» REQUEST: Reproduce the listing below without any change.

» MATERIALS PROVIDED:
● ● ● ●
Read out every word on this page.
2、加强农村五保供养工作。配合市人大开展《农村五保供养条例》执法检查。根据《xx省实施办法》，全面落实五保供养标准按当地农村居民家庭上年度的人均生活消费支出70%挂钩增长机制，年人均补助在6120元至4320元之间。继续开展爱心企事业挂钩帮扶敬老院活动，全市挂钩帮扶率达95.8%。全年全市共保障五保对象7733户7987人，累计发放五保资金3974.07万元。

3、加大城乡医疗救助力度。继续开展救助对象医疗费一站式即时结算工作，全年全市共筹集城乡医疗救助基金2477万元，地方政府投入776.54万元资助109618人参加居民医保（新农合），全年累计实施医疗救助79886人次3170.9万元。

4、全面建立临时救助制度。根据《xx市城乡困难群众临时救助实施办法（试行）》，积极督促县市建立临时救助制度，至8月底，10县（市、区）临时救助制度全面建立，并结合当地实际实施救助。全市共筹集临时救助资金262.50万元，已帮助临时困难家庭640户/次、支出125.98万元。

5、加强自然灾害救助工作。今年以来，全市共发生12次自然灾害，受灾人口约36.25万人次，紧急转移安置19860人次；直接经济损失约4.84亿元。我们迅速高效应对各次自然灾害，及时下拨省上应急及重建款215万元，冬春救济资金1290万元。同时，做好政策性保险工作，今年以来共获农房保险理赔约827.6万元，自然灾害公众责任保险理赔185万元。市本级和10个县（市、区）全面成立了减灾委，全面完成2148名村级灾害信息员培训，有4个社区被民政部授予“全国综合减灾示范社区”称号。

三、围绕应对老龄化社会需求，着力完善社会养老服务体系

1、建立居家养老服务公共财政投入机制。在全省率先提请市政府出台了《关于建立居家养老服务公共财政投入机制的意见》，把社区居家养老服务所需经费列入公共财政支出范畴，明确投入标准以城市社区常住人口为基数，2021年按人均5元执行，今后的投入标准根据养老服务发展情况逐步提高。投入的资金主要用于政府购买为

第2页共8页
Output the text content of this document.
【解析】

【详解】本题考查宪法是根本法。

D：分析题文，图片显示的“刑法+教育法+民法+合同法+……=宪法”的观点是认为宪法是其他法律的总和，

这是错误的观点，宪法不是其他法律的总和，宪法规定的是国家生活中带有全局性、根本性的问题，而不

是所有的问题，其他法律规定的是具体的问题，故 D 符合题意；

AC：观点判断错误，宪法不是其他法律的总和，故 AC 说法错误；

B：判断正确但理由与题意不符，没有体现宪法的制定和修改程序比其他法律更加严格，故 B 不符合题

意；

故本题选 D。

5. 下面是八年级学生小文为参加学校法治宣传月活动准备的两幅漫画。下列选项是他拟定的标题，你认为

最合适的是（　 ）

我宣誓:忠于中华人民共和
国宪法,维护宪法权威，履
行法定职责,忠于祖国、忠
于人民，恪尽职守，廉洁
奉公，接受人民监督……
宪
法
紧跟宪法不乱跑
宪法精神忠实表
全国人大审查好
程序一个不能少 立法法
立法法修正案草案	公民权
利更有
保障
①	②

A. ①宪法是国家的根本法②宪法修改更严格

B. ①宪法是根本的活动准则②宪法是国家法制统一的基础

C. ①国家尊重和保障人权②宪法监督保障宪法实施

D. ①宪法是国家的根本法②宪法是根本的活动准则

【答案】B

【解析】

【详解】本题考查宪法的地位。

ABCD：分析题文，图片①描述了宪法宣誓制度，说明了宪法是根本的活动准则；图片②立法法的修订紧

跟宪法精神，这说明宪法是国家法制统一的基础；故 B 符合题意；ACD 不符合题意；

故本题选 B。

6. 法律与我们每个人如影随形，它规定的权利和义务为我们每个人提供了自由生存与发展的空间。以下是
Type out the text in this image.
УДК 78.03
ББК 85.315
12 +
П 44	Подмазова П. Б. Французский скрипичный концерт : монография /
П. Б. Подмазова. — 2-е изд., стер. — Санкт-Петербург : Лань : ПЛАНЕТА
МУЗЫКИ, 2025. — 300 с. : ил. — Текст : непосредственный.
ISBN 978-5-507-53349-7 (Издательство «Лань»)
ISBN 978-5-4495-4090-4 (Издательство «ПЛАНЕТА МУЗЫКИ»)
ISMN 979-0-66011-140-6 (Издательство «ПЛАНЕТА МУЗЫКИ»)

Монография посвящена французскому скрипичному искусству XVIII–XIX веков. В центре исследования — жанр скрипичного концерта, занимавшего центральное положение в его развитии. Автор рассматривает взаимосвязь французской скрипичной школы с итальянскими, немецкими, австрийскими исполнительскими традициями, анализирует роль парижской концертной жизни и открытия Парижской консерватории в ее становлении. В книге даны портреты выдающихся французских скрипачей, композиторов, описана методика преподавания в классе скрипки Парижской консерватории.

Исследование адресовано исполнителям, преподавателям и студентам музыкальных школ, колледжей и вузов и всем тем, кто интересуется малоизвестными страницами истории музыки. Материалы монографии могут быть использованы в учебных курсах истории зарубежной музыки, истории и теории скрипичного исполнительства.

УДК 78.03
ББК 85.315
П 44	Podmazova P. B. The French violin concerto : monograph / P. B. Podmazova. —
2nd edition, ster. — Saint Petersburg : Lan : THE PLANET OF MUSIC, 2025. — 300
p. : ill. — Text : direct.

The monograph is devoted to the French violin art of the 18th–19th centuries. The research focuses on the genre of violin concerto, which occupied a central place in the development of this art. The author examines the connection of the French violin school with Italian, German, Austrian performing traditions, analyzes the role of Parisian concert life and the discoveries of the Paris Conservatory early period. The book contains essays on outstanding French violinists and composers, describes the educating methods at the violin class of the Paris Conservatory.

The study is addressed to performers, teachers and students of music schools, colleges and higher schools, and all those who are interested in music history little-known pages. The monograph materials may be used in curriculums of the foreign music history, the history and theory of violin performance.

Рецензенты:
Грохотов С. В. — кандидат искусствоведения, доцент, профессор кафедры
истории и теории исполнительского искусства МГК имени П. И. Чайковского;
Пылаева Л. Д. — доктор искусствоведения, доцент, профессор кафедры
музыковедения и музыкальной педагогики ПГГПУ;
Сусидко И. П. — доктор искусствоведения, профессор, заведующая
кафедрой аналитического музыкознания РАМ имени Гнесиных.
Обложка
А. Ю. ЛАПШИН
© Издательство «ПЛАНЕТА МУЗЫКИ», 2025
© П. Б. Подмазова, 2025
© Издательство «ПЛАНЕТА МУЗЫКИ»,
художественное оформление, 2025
● ● ● ●
» REPLY TO THE TASK:
Read out every word on this page.
2、加强农村五保供养工作。配合市人大开展《农村五保供养条例》执法检查。根据《xx省实施办法》，全面落实五保供养标准按当地农村居民家庭上年度的人均生活消费支出70%挂钩增长机制，年人均补助在6120元至4320元之间。继续开展爱心企事业挂钩帮扶敬老院活动，全市挂钩帮扶率达95.8%。全年全市共保障五保对象7733户7987人，累计发放五保资金3974.07万元。

3、加大城乡医疗救助力度。继续开展救助对象医疗费一站式即时结算工作，全年全市共筹集城乡医疗救助基金2477万元，地方政府投入776.54万元资助109618人参加居民医保（新农合），全年累计实施医疗救助79886人次3170.9万元。

4、全面建立临时救助制度。根据《xx市城乡困难群众临时救助实施办法（试行）》，积极督促县市建立临时救助制度，至8月底，10县（市、区）临时救助制度全面建立，并结合当地实际实施救助。全市共筹集临时救助资金262.50万元，已帮助临时困难家庭640户/次、支出125.98万元。

5、加强自然灾害救助工作。今年以来，全市共发生12次自然灾害，受灾人口约36.25万人次，紧急转移安置19860人次；直接经济损失约4.84亿元。我们迅速高效应对各次自然灾害，及时下拨省上应急及重建款215万元，冬春救济资金1290万元。同时，做好政策性保险工作，今年以来共获农房保险理赔约827.6万元，自然灾害公众责任保险理赔185万元。市本级和10个县（市、区）全面成立了减灾委，全面完成2148名村级灾害信息员培训，有4个社区被民政部授予“全国综合减灾示范社区”称号。

三、围绕应对老龄化社会需求，着力完善社会养老服务体系

1、建立居家养老服务公共财政投入机制。在全省率先提请市政府出台了《关于建立居家养老服务公共财政投入机制的意见》，把社区居家养老服务所需经费列入公共财政支出范畴，明确投入标准以城市社区常住人口为基数，2021年按人均5元执行，今后的投入标准根据养老服务发展情况逐步提高。投入的资金主要用于政府购买为

第2页共8页
Output the text content of this document.
【解析】

【详解】本题考查宪法是根本法。

D：分析题文，图片显示的“刑法+教育法+民法+合同法+……=宪法”的观点是认为宪法是其他法律的总和，

这是错误的观点，宪法不是其他法律的总和，宪法规定的是国家生活中带有全局性、根本性的问题，而不

是所有的问题，其他法律规定的是具体的问题，故 D 符合题意；

AC：观点判断错误，宪法不是其他法律的总和，故 AC 说法错误；

B：判断正确但理由与题意不符，没有体现宪法的制定和修改程序比其他法律更加严格，故 B 不符合题

意；

故本题选 D。

5. 下面是八年级学生小文为参加学校法治宣传月活动准备的两幅漫画。下列选项是他拟定的标题，你认为

最合适的是（　 ）

我宣誓:忠于中华人民共和
国宪法,维护宪法权威，履
行法定职责,忠于祖国、忠
于人民，恪尽职守，廉洁
奉公，接受人民监督……
宪
法
紧跟宪法不乱跑
宪法精神忠实表
全国人大审查好
程序一个不能少 立法法
立法法修正案草案	公民权
利更有
保障
①	②

A. ①宪法是国家的根本法②宪法修改更严格

B. ①宪法是根本的活动准则②宪法是国家法制统一的基础

C. ①国家尊重和保障人权②宪法监督保障宪法实施

D. ①宪法是国家的根本法②宪法是根本的活动准则

【答案】B

【解析】

【详解】本题考查宪法的地位。

ABCD：分析题文，图片①描述了宪法宣誓制度，说明了宪法是根本的活动准则；图片②立法法的修订紧

跟宪法精神，这说明宪法是国家法制统一的基础；故 B 符合题意；ACD 不符合题意；

故本题选 B。

6. 法律与我们每个人如影随形，它规定的权利和义务为我们每个人提供了自由生存与发展的空间。以下是
Type out the text in this image.
УДК 78.03
ББК 85.315
12 +
П 44	Подмазова П. Б. Французский скрипичный концерт : монография /
П. Б. Подмазова. — 2-е изд., стер. — Санкт-Петербург : Лань : ПЛАНЕТА
МУЗЫКИ, 2025. — 300 с. : ил. — Текст : непосредственный.
ISBN 978-5-507-53349-7 (Издательство «Лань»)
ISBN 978-5-4495-4090-4 (Издательство «ПЛАНЕТА МУЗЫКИ»)
ISMN 979-0-66011-140-6 (Издательство «ПЛАНЕТА МУЗЫКИ»)

Монография посвящена французскому скрипичному искусству XVIII–XIX веков. В центре исследования — жанр скрипичного концерта, занимавшего центральное положение в его развитии. Автор рассматривает взаимосвязь французской скрипичной школы с итальянскими, немецкими, австрийскими исполнительскими традициями, анализирует роль парижской концертной жизни и открытия Парижской консерватории в ее становлении. В книге даны портреты выдающихся французских скрипачей, композиторов, описана методика преподавания в классе скрипки Парижской консерватории.

Исследование адресовано исполнителям, преподавателям и студентам музыкальных школ, колледжей и вузов и всем тем, кто интересуется малоизвестными страницами истории музыки. Материалы монографии могут быть использованы в учебных курсах истории зарубежной музыки, истории и теории скрипичного исполнительства.

УДК 78.03
ББК 85.315
П 44	Podmazova P. B. The French violin concerto : monograph / P. B. Podmazova. —
2nd edition, ster. — Saint Petersburg : Lan : THE PLANET OF MUSIC, 2025. — 300
p. : ill. — Text : direct.

The monograph is devoted to the French violin art of the 18th–19th centuries. The research focuses on the genre of violin concerto, which occupied a central place in the development of this art. The author examines the connection of the French violin school with Italian, German, Austrian performing traditions, analyzes the role of Parisian concert life and the discoveries of the Paris Conservatory early period. The book contains essays on outstanding French violinists and composers, describes the educating methods at the violin class of the Paris Conservatory.

The study is addressed to performers, teachers and students of music schools, colleges and higher schools, and all those who are interested in music history little-known pages. The monograph materials may be used in curriculums of the foreign music history, the history and theory of violin performance.

Рецензенты:
Грохотов С. В. — кандидат искусствоведения, доцент, профессор кафедры
истории и теории исполнительского искусства МГК имени П. И. Чайковского;
Пылаева Л. Д. — доктор искусствоведения, доцент, профессор кафедры
музыковедения и музыкальной педагогики ПГГПУ;
Сусидко И. П. — доктор искусствоведения, профессор, заведующая
кафедрой аналитического музыкознания РАМ имени Гнесиных.
Обложка
А. Ю. ЛАПШИН
© Издательство «ПЛАНЕТА МУЗЫКИ», 2025
© П. Б. Подмазова, 2025
© Издательство «ПЛАНЕТА МУЗЫКИ»,
художественное оформление, 2025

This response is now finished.